Your task is to transcribe the data in full.

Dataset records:
━━━━━━

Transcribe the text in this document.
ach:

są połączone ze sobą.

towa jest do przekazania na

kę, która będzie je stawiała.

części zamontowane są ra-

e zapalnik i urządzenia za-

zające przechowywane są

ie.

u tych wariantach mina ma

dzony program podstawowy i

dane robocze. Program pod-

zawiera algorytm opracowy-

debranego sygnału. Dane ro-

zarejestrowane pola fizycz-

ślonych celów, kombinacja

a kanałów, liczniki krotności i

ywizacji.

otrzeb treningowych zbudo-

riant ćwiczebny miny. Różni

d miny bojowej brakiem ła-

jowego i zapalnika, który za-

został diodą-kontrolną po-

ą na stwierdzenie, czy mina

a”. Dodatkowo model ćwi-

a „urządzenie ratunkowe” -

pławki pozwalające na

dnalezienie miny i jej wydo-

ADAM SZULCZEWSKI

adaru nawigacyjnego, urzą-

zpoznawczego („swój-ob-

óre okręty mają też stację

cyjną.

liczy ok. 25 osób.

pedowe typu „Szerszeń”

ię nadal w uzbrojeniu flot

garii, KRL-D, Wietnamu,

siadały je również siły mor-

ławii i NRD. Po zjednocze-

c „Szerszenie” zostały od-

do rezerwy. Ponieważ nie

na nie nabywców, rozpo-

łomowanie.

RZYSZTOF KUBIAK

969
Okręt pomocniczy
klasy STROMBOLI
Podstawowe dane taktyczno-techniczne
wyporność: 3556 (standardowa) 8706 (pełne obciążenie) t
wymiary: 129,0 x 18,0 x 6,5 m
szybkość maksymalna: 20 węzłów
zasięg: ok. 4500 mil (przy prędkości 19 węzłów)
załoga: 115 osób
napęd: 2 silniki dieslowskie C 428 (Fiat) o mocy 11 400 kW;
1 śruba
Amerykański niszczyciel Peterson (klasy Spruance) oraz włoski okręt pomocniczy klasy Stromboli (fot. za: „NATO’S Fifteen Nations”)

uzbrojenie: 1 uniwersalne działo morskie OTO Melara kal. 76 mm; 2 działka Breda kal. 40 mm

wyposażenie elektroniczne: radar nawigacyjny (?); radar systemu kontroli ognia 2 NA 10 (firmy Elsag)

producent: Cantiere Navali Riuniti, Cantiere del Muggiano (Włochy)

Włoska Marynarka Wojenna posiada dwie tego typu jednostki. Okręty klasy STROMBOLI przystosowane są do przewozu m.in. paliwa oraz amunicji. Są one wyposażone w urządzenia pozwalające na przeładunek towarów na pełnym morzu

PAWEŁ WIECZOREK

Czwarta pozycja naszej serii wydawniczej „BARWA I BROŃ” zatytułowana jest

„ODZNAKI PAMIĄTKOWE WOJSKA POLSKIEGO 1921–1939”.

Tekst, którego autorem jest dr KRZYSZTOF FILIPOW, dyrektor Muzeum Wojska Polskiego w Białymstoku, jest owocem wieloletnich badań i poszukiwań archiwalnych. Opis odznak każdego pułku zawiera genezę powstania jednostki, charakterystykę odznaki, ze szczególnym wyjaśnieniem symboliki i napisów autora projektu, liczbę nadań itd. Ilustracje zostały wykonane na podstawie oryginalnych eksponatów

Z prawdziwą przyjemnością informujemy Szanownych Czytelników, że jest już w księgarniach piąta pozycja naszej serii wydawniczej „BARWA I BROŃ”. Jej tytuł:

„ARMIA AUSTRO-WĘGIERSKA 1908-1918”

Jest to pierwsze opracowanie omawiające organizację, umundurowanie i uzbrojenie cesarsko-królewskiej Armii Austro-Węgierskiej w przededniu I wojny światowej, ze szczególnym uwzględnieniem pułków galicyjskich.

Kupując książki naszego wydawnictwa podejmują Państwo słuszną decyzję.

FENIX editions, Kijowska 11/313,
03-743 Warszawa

━━━━━━

▸ **REPLY**:
Transcribe the text in this document.
ach:

są połączone ze sobą.

towa jest do przekazania na

kę, która będzie je stawiała.

części zamontowane są ra-

e zapalnik i urządzenia za-

zające przechowywane są

ie.

u tych wariantach mina ma

dzony program podstawowy i

dane robocze. Program pod-

zawiera algorytm opracowy-

debranego sygnału. Dane ro-

zarejestrowane pola fizycz-

ślonych celów, kombinacja

a kanałów, liczniki krotności i

ywizacji.

otrzeb treningowych zbudo-

riant ćwiczebny miny. Różni

d miny bojowej brakiem ła-

jowego i zapalnika, który za-

został diodą-kontrolną po-

ą na stwierdzenie, czy mina

a”. Dodatkowo model ćwi-

a „urządzenie ratunkowe” -

pławki pozwalające na

dnalezienie miny i jej wydo-

ADAM SZULCZEWSKI

adaru nawigacyjnego, urzą-

zpoznawczego („swój-ob-

óre okręty mają też stację

cyjną.

liczy ok. 25 osób.

pedowe typu „Szerszeń”

ię nadal w uzbrojeniu flot

garii, KRL-D, Wietnamu,

siadały je również siły mor-

ławii i NRD. Po zjednocze-

c „Szerszenie” zostały od-

do rezerwy. Ponieważ nie

na nie nabywców, rozpo-

łomowanie.

RZYSZTOF KUBIAK

969
Okręt pomocniczy
klasy STROMBOLI
Podstawowe dane taktyczno-techniczne
wyporność: 3556 (standardowa) 8706 (pełne obciążenie) t
wymiary: 129,0 x 18,0 x 6,5 m
szybkość maksymalna: 20 węzłów
zasięg: ok. 4500 mil (przy prędkości 19 węzłów)
załoga: 115 osób
napęd: 2 silniki dieslowskie C 428 (Fiat) o mocy 11 400 kW;
1 śruba
Amerykański niszczyciel Peterson (klasy Spruance) oraz włoski okręt pomocniczy klasy Stromboli (fot. za: „NATO’S Fifteen Nations”)

uzbrojenie: 1 uniwersalne działo morskie OTO Melara kal. 76 mm; 2 działka Breda kal. 40 mm

wyposażenie elektroniczne: radar nawigacyjny (?); radar systemu kontroli ognia 2 NA 10 (firmy Elsag)

producent: Cantiere Navali Riuniti, Cantiere del Muggiano (Włochy)

Włoska Marynarka Wojenna posiada dwie tego typu jednostki. Okręty klasy STROMBOLI przystosowane są do przewozu m.in. paliwa oraz amunicji. Są one wyposażone w urządzenia pozwalające na przeładunek towarów na pełnym morzu

PAWEŁ WIECZOREK

Czwarta pozycja naszej serii wydawniczej „BARWA I BROŃ” zatytułowana jest

„ODZNAKI PAMIĄTKOWE WOJSKA POLSKIEGO 1921–1939”.

Tekst, którego autorem jest dr KRZYSZTOF FILIPOW, dyrektor Muzeum Wojska Polskiego w Białymstoku, jest owocem wieloletnich badań i poszukiwań archiwalnych. Opis odznak każdego pułku zawiera genezę powstania jednostki, charakterystykę odznaki, ze szczególnym wyjaśnieniem symboliki i napisów autora projektu, liczbę nadań itd. Ilustracje zostały wykonane na podstawie oryginalnych eksponatów

Z prawdziwą przyjemnością informujemy Szanownych Czytelników, że jest już w księgarniach piąta pozycja naszej serii wydawniczej „BARWA I BROŃ”. Jej tytuł:

„ARMIA AUSTRO-WĘGIERSKA 1908-1918”

Jest to pierwsze opracowanie omawiające organizację, umundurowanie i uzbrojenie cesarsko-królewskiej Armii Austro-Węgierskiej w przededniu I wojny światowej, ze szczególnym uwzględnieniem pułków galicyjskich.

Kupując książki naszego wydawnictwa podejmują Państwo słuszną decyzję.

FENIX editions, Kijowska 11/313,
03-743 Warszawa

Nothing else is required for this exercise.